Source material:
______________________________

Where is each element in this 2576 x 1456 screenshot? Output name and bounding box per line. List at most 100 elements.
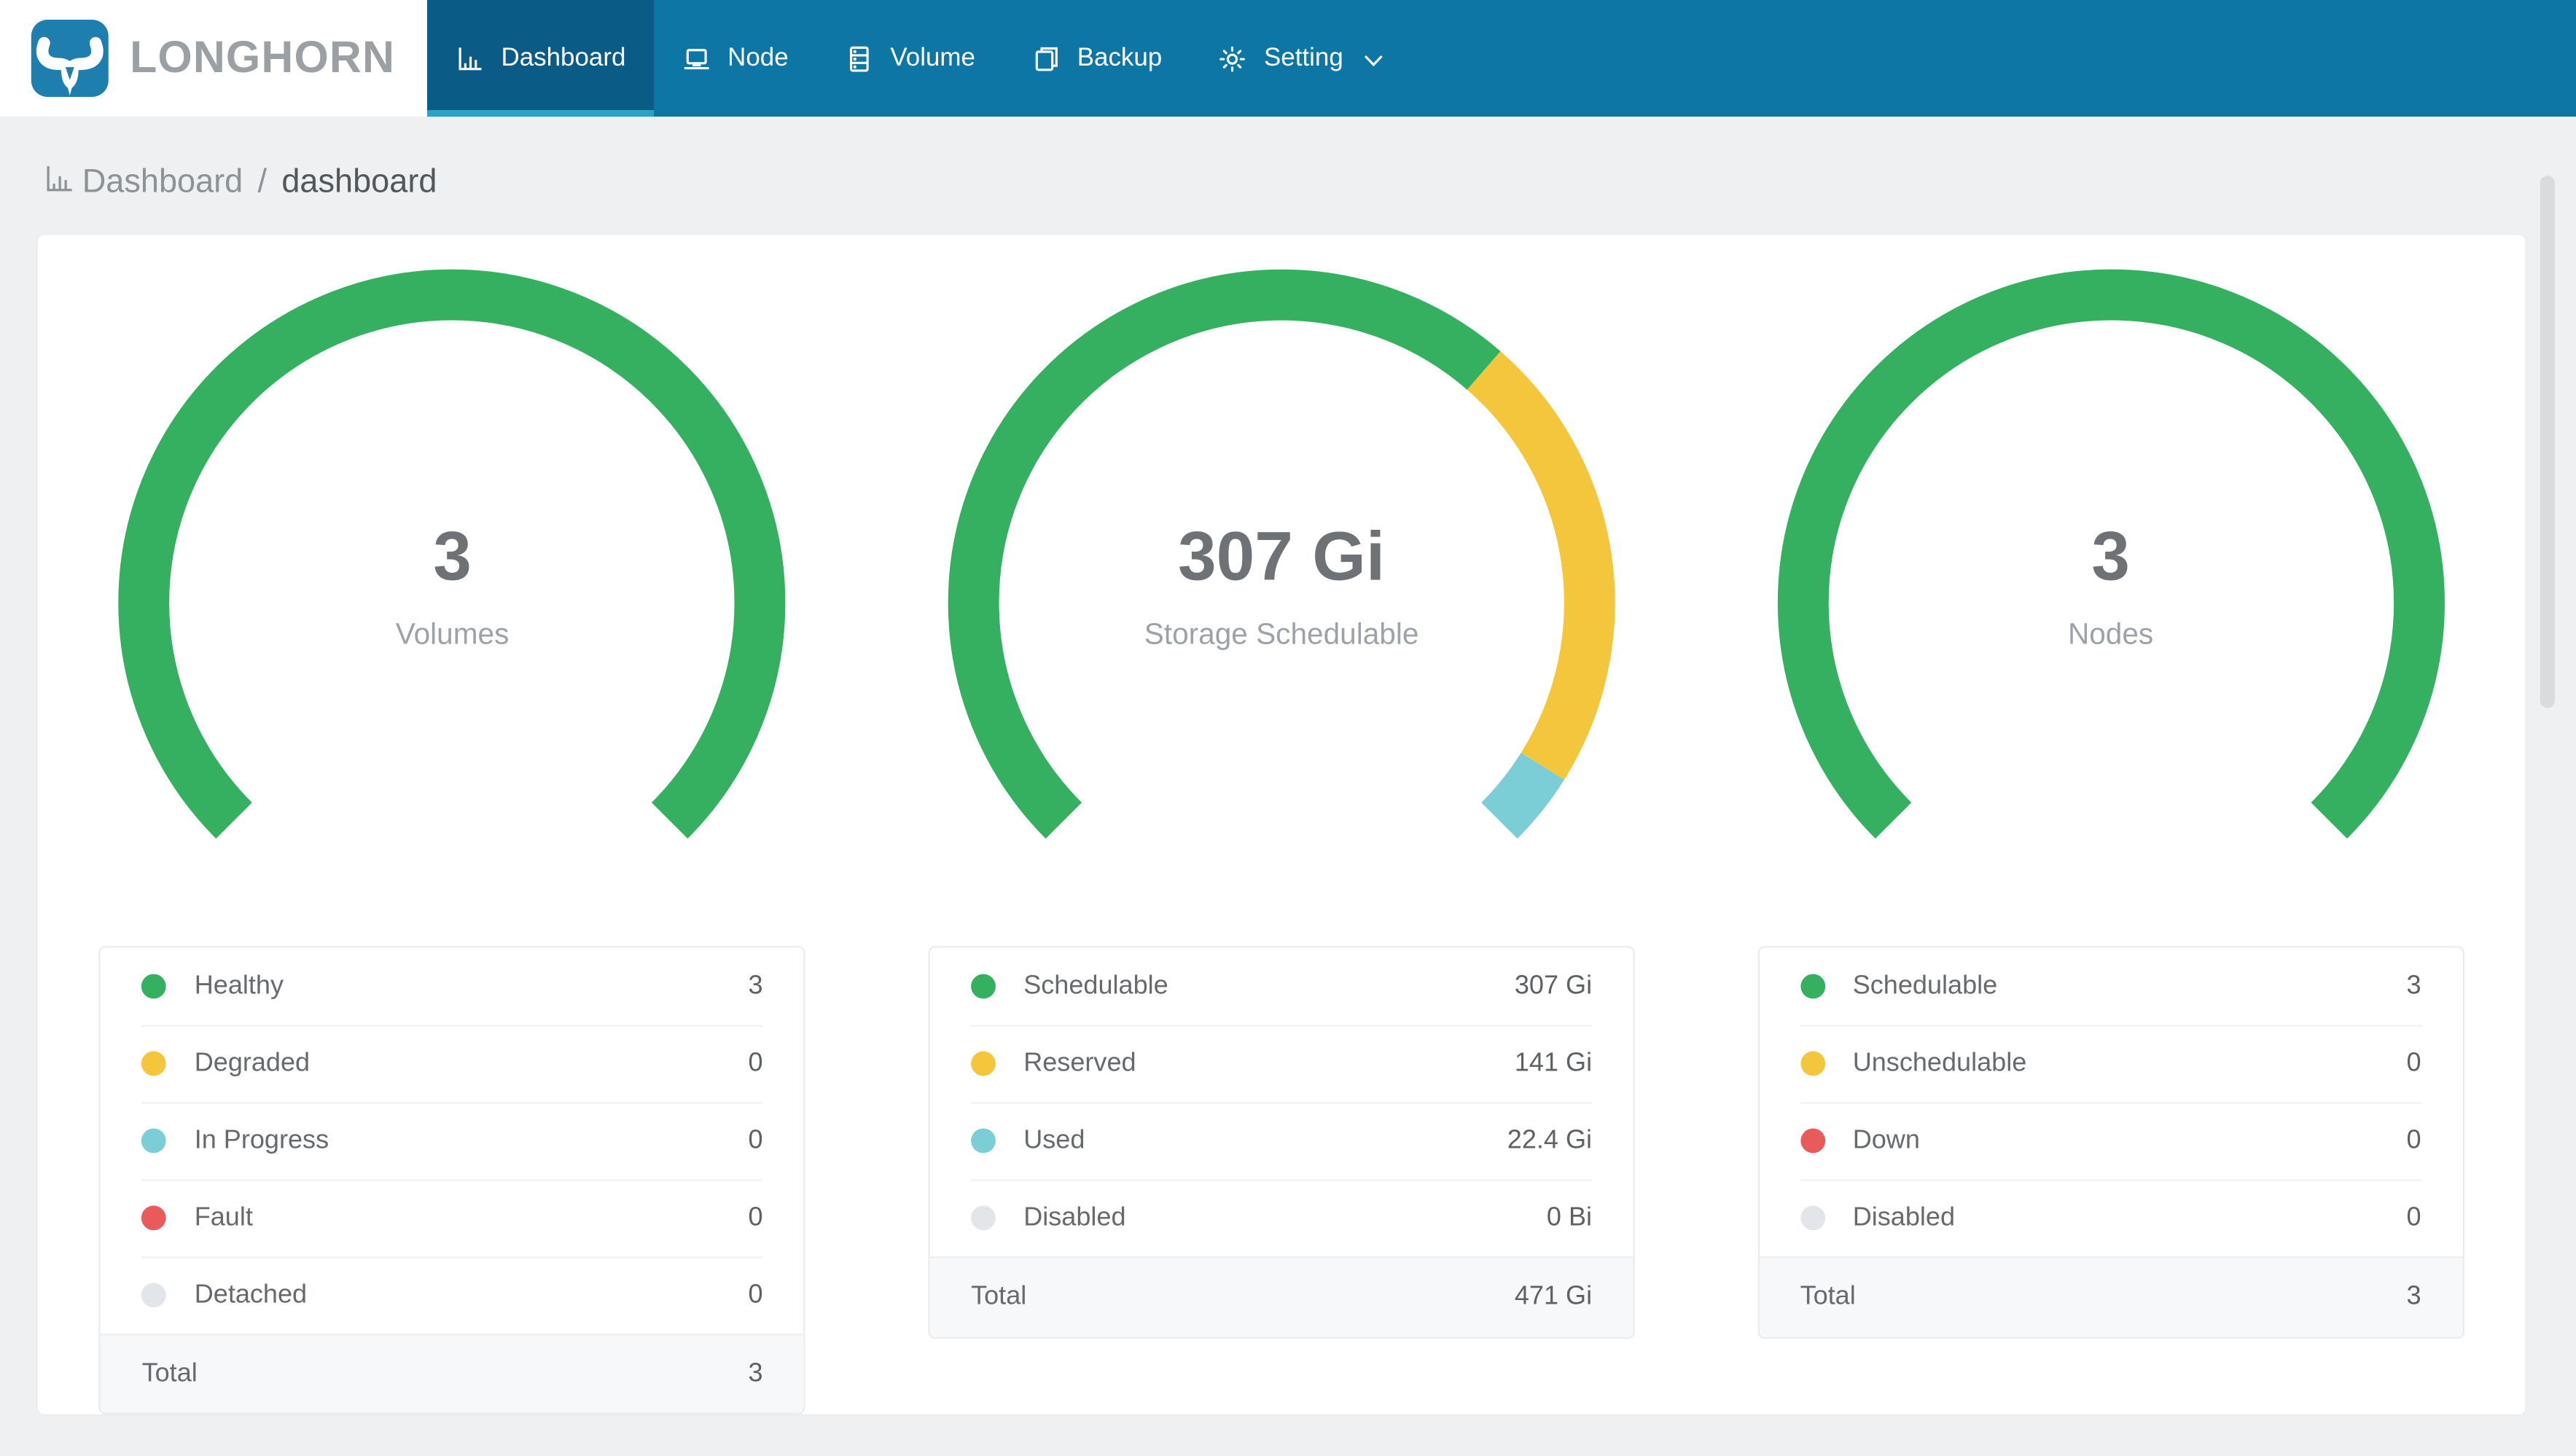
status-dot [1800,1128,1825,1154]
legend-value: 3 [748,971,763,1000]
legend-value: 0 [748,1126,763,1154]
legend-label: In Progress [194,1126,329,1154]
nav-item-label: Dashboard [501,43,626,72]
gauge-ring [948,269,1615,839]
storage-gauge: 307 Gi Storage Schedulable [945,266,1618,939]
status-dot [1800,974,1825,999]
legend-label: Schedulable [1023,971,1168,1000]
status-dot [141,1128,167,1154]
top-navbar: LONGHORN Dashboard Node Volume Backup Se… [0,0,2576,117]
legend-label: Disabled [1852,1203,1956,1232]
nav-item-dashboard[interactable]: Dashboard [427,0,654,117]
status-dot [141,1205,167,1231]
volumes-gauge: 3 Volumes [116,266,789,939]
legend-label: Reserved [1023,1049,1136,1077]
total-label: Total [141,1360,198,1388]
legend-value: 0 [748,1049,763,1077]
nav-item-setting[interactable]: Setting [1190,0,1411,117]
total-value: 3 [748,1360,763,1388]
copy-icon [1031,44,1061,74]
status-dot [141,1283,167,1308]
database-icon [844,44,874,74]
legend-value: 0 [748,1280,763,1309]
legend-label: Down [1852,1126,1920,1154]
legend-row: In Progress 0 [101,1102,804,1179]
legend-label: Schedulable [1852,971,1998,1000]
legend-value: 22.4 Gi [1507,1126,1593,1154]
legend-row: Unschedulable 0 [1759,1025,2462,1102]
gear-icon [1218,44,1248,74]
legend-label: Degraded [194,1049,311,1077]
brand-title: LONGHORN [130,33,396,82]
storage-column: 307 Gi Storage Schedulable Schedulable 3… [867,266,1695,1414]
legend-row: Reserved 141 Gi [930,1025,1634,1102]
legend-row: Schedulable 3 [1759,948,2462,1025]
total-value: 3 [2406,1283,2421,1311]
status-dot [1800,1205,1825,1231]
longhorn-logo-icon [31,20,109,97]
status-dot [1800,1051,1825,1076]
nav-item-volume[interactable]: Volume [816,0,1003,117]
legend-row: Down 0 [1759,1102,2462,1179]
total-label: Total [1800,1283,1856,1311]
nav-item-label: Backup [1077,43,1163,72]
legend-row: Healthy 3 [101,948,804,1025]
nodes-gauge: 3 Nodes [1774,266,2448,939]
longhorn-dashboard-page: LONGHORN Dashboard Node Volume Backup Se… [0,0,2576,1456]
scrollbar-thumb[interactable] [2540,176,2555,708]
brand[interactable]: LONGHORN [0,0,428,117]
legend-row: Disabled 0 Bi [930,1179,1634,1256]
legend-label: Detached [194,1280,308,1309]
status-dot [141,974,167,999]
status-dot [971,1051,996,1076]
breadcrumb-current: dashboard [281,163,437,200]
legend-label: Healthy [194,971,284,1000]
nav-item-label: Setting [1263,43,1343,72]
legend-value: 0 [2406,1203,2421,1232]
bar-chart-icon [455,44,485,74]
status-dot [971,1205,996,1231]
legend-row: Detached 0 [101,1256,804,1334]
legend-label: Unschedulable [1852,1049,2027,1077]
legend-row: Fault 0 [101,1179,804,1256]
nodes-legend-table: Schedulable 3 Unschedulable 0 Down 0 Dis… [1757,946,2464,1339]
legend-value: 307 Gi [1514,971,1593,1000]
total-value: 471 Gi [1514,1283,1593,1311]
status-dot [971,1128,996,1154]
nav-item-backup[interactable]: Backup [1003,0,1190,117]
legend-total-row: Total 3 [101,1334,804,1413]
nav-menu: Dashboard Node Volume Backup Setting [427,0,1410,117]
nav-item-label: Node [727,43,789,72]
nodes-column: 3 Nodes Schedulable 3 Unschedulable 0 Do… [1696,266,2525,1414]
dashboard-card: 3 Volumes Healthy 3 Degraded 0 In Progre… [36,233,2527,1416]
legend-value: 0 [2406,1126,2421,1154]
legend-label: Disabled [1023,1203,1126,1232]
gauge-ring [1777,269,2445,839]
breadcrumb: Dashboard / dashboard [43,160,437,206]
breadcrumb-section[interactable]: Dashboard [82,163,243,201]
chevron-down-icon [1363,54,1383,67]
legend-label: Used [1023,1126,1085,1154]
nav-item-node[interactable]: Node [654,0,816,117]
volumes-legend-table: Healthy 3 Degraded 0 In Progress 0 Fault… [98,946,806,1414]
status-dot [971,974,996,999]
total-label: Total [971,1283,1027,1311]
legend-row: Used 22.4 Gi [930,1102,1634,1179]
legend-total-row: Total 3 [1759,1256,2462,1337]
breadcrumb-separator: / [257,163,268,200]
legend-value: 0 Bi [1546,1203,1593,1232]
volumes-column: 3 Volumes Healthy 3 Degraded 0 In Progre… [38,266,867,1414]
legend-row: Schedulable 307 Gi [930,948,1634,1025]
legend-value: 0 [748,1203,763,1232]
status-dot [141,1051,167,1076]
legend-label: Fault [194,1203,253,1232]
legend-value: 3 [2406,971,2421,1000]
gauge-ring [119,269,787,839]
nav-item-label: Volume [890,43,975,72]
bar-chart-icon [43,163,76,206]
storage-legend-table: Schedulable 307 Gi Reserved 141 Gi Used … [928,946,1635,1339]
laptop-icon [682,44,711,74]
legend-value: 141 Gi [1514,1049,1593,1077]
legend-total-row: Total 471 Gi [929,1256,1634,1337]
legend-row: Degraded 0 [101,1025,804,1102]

______________________________

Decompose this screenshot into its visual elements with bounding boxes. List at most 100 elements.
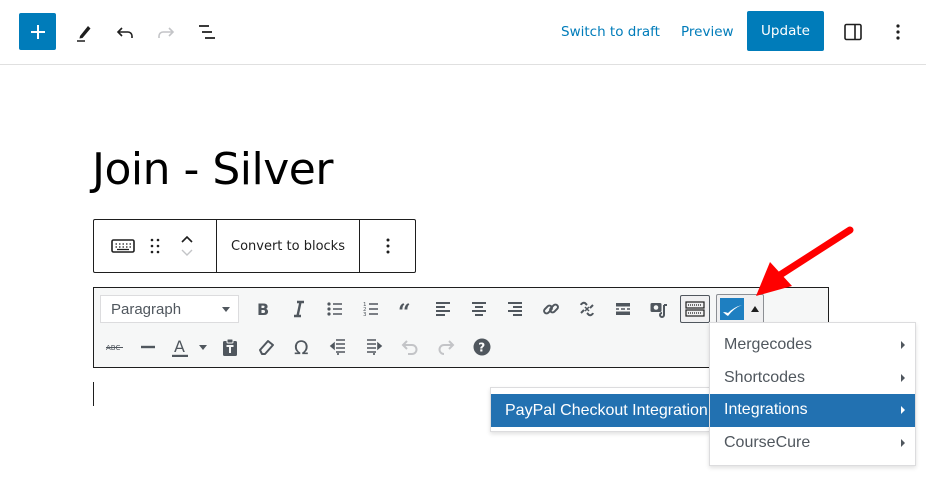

______________________________

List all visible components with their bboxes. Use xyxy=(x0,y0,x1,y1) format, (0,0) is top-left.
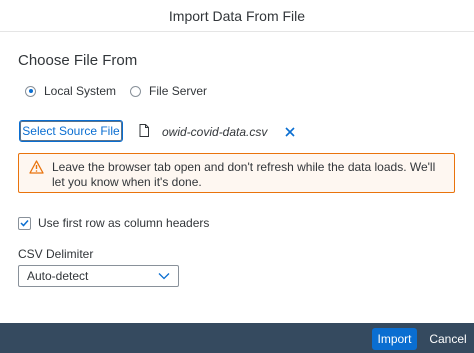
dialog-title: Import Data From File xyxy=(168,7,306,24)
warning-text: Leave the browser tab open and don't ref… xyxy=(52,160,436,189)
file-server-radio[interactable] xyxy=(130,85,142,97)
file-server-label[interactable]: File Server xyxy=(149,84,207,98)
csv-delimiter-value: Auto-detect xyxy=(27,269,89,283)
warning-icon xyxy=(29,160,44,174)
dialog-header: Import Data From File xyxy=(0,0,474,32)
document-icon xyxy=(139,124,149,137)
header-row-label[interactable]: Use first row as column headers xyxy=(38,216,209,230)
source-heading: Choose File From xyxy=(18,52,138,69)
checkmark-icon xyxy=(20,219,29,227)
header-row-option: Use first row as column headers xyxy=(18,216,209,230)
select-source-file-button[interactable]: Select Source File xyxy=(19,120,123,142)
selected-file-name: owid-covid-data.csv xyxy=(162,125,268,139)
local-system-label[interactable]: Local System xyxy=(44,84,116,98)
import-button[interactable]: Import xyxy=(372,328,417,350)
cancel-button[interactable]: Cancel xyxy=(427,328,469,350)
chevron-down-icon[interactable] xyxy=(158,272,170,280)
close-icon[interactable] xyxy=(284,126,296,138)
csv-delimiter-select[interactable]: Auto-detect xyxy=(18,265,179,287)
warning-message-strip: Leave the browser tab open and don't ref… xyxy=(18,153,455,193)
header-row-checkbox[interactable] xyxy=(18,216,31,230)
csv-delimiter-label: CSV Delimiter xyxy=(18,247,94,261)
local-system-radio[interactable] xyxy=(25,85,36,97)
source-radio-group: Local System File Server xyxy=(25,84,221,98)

______________________________

Exercise goal: Format the entries starting at the line containing "List all visible" and ending at the line containing "close-icon[interactable] xyxy=(284,126,296,138)" as a two-column CSV with the headers input and output. Give one row per entry, with each value in a single quoted field and line breaks replaced by spaces, and omit the pictures.

Task output:
input,output
"List all visible components with their bboxes. Use xyxy=(x0,y0,x1,y1) format, (0,0) is top-left.","dialog-title: Import Data From File xyxy=(168,7,306,24) warning-text: Leave the browser tab open and don't ref… xyxy=(52,160,436,189) file-server-radio[interactable] xyxy=(130,85,142,97) file-server-label[interactable]: File Server xyxy=(149,84,207,98) csv-delimiter-value: Auto-detect xyxy=(27,269,89,283) warning-icon xyxy=(29,160,44,174) dialog-header: Import Data From File xyxy=(0,0,474,32) document-icon xyxy=(139,124,149,137) header-row-label[interactable]: Use first row as column headers xyxy=(38,216,209,230) source-heading: Choose File From xyxy=(18,52,138,69) checkmark-icon xyxy=(20,219,29,227) header-row-option: Use first row as column headers xyxy=(18,216,209,230) select-source-file-button[interactable]: Select Source File xyxy=(19,120,123,142) selected-file-name: owid-covid-data.csv xyxy=(162,125,268,139) local-system-label[interactable]: Local System xyxy=(44,84,116,98) import-button[interactable]: Import xyxy=(372,328,417,350) cancel-button[interactable]: Cancel xyxy=(427,328,469,350) chevron-down-icon[interactable] xyxy=(158,272,170,280) close-icon[interactable] xyxy=(284,126,296,138)"